* [What you need to do]: Select the lines below containing the word "Credible".

* [Task inputs]:
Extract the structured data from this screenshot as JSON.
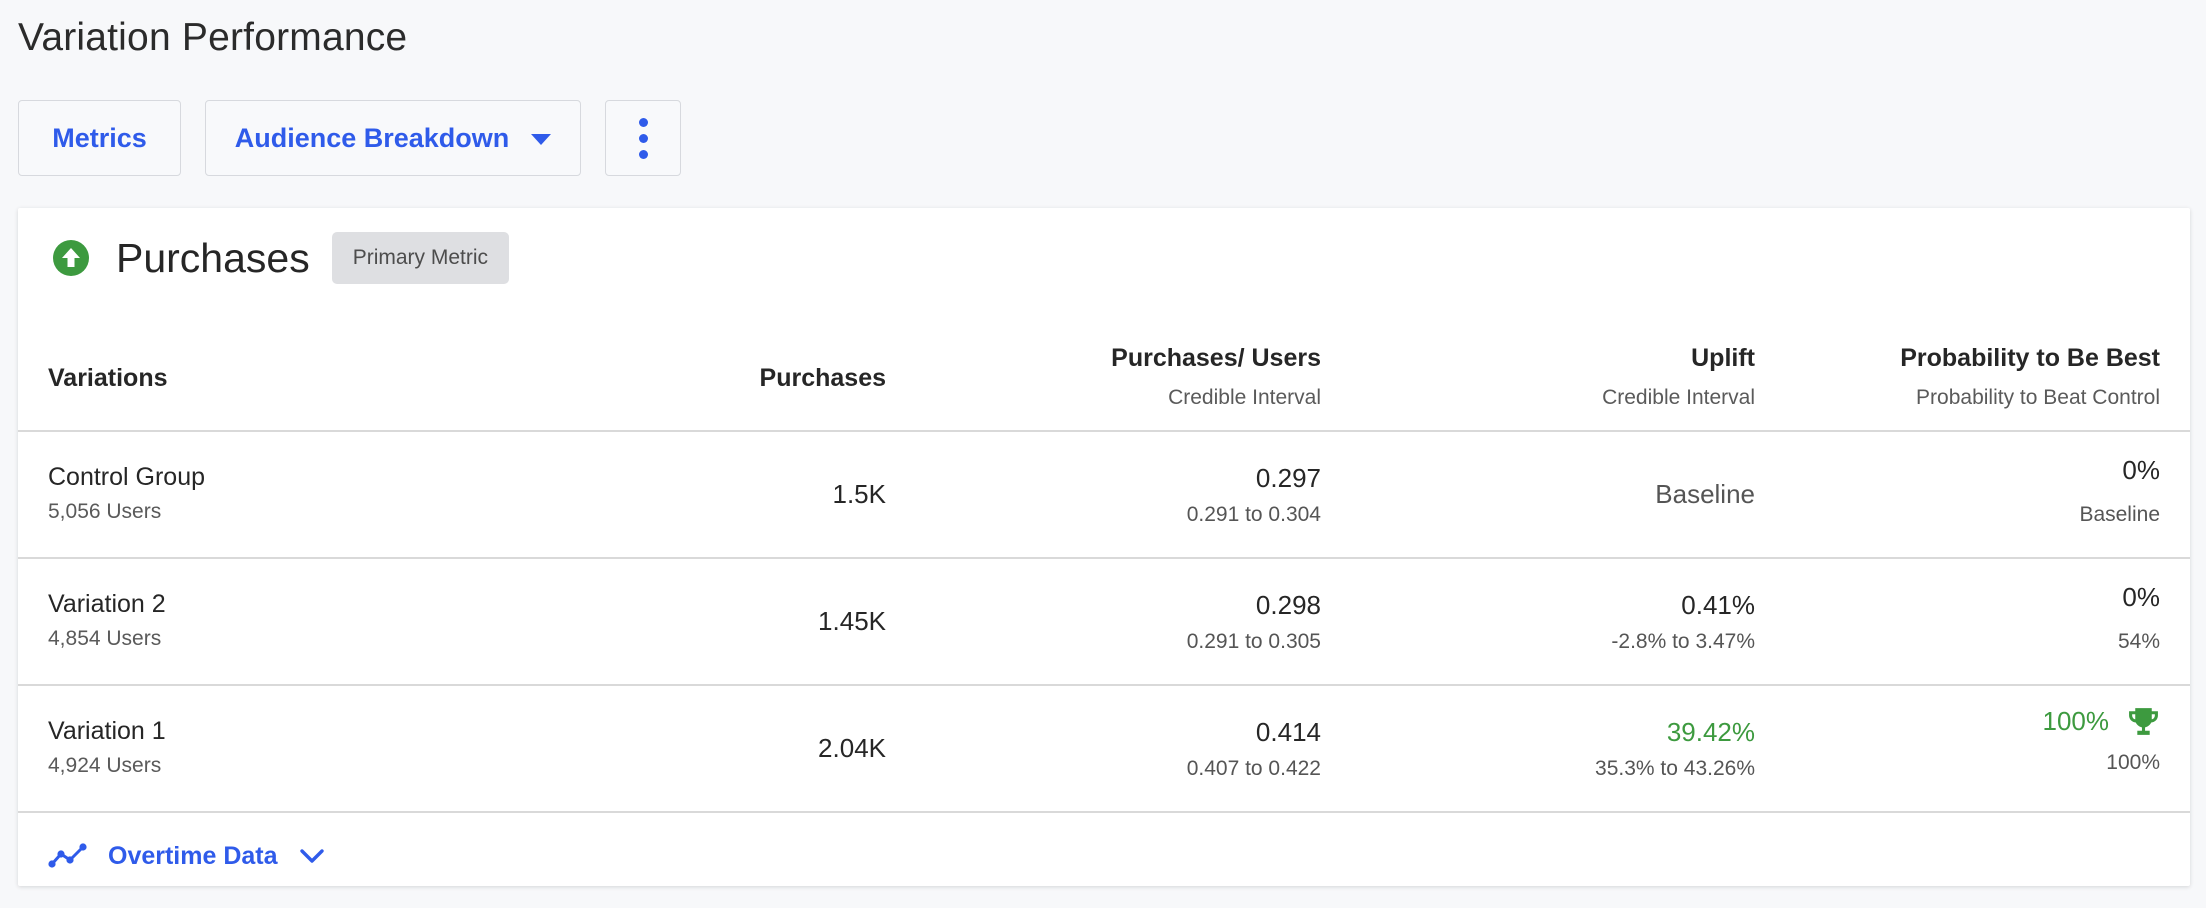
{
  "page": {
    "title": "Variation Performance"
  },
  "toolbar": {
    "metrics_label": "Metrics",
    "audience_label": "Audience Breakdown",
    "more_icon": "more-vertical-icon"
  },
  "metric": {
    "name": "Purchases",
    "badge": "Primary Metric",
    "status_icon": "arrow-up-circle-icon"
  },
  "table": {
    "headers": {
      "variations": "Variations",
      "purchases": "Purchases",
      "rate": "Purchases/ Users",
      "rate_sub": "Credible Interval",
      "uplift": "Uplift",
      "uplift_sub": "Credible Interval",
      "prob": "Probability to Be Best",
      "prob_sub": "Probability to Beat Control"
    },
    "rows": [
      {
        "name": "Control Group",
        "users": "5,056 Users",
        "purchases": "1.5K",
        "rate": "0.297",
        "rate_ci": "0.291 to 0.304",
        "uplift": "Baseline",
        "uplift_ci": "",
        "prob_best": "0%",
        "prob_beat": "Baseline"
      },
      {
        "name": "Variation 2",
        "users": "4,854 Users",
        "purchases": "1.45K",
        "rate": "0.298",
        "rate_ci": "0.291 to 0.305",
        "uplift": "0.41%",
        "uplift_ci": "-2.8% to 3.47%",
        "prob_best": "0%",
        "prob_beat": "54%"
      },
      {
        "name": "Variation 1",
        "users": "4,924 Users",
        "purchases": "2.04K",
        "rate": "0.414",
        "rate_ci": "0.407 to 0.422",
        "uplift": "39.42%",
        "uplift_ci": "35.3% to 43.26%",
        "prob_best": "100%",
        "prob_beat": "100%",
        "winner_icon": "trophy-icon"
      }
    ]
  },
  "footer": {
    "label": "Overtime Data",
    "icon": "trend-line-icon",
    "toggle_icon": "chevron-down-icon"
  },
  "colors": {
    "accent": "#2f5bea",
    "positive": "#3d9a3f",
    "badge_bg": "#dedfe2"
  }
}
* * *
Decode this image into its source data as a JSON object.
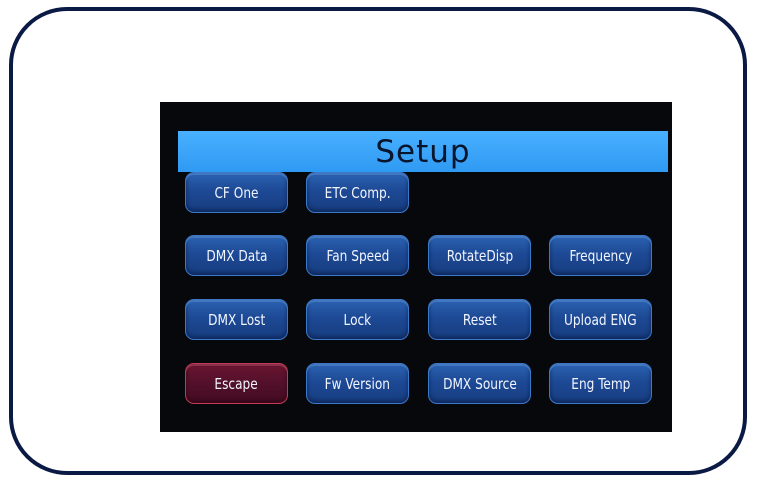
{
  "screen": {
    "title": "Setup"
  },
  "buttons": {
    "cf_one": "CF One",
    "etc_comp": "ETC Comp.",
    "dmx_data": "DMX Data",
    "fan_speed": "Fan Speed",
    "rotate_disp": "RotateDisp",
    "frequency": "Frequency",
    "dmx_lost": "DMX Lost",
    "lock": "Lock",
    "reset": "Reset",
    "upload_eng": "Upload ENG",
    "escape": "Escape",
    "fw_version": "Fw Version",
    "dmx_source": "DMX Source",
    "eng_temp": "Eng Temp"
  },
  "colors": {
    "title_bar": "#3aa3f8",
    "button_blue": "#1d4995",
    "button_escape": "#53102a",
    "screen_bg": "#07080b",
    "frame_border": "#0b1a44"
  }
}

* [Finished answer]:
      "rate_sub": "Credible Interval",
      "uplift_sub": "Credible Interval",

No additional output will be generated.